Re: Frequent ZK session timeouts

Posted by Dillian Murphey <cr...@gmail.com>.

Possibly running more stable with 1.7 JVM.

Can someone explain the Zookeeper session?  SHould it never expire, unless
the broker becomes unresponsive?  I set a massive timeout value in the
broker config far beyond the amount of time I see the zk expiration. Is
this entirely on the kafka side, or could zookeeper be doing something?
>From my zk logs I didn't see anything unusual, just exceptions as a result
of the zk session expiring (my guess).

tnx

On Tue, Jan 12, 2016 at 3:05 PM, Dillian Murphey <cr...@gmail.com>
wrote:

> Our 2 node kafka cluster has become unhealthy.  We're running zookeeper as
> a 3 node system, which very light load.

•••

TO DO:
[1] In the forum post on frequent ZooKeeper session timeouts, which JVM version might be making things more stable?
[2] Summarize the forum post on frequent ZooKeeper session timeouts in two sentences.
[3] Resume the forum post on frequent ZooKeeper session timeouts from its last line.

INFORMATION PROVIDED:

•••

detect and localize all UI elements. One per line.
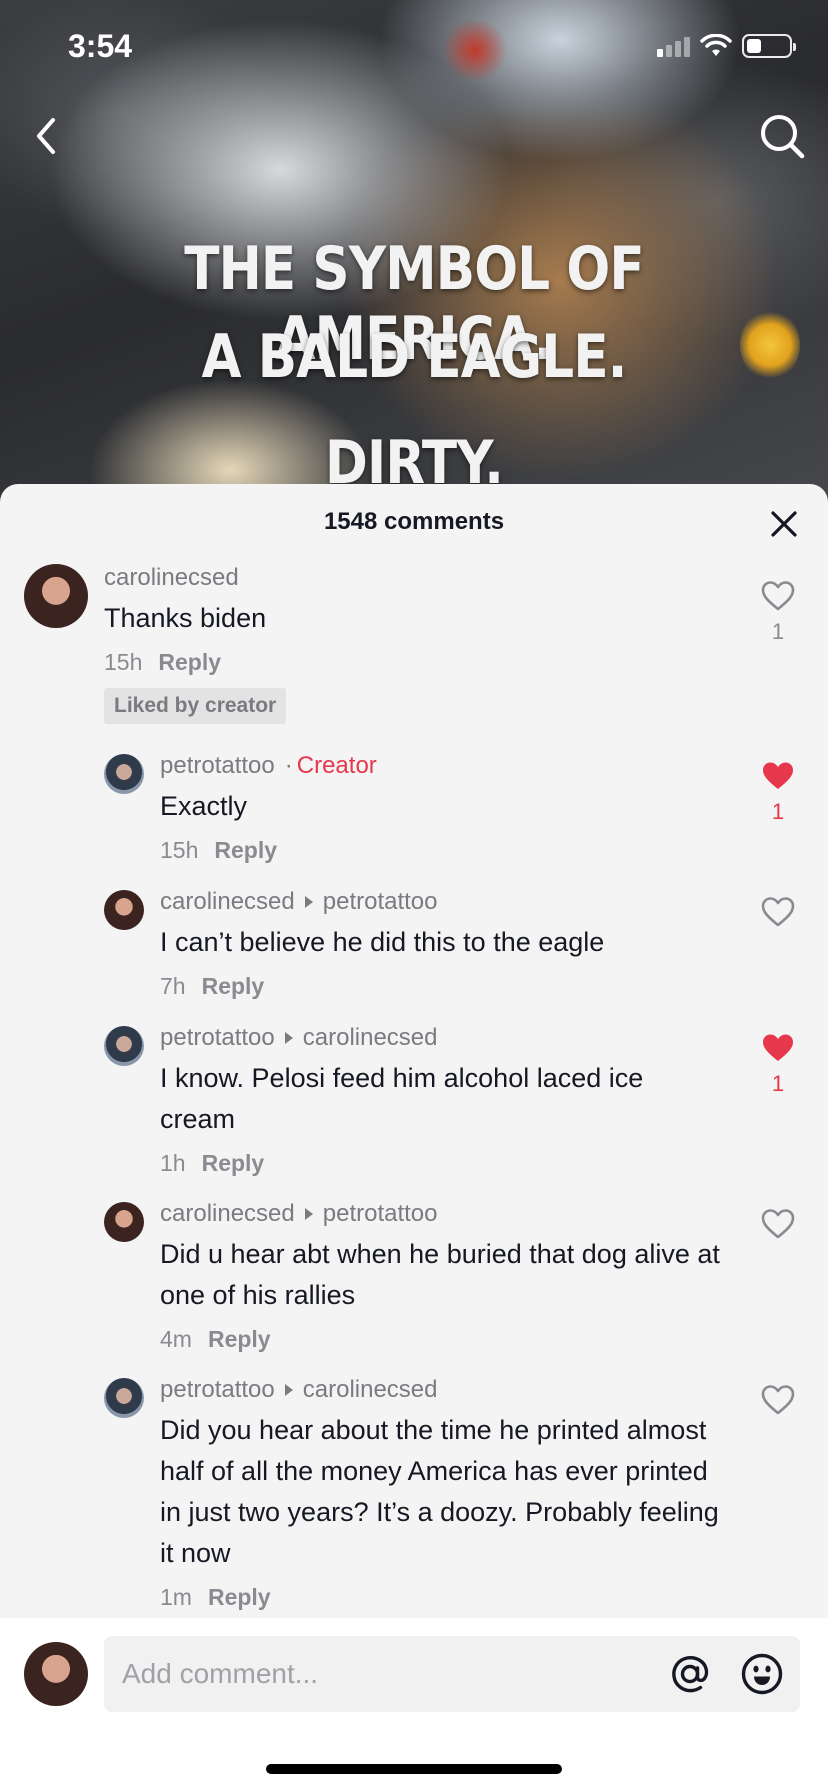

•••

RESPONSES TO THE TASKS:
[1] The 1.7 JVM.

[2] The poster's two-node Kafka cluster has become unhealthy, though it runs with a lightly loaded three-node ZooKeeper system and may be more stable on the 1.7 JVM. The poster set a broker timeout far longer than the time at which sessions expire and asks whether the ZooKeeper session should expire only when the broker is unresponsive, and whether the problem lies with Kafka or ZooKeeper, since the ZooKeeper logs show only exceptions apparently caused by the expiring session.

[3]
>
> What seems to be happening is in the controller log we get a ZK session
> expire message, and in the process of re-assigning the leader for the
> partitions (if I'm understanding this right, please correct me), the broker
> goes offline and it interrupts our applications that are publishing
> messages.
>
> We don't see this in production, and kafka has been stable for months,
> since september.
>
> I've searched a lot and found some similiar complaints but no real
> solutions.
>
> I'm running 0.8.2 and JVM 1.6.X on ubuntu.
>
> Thanks for any ideas at all.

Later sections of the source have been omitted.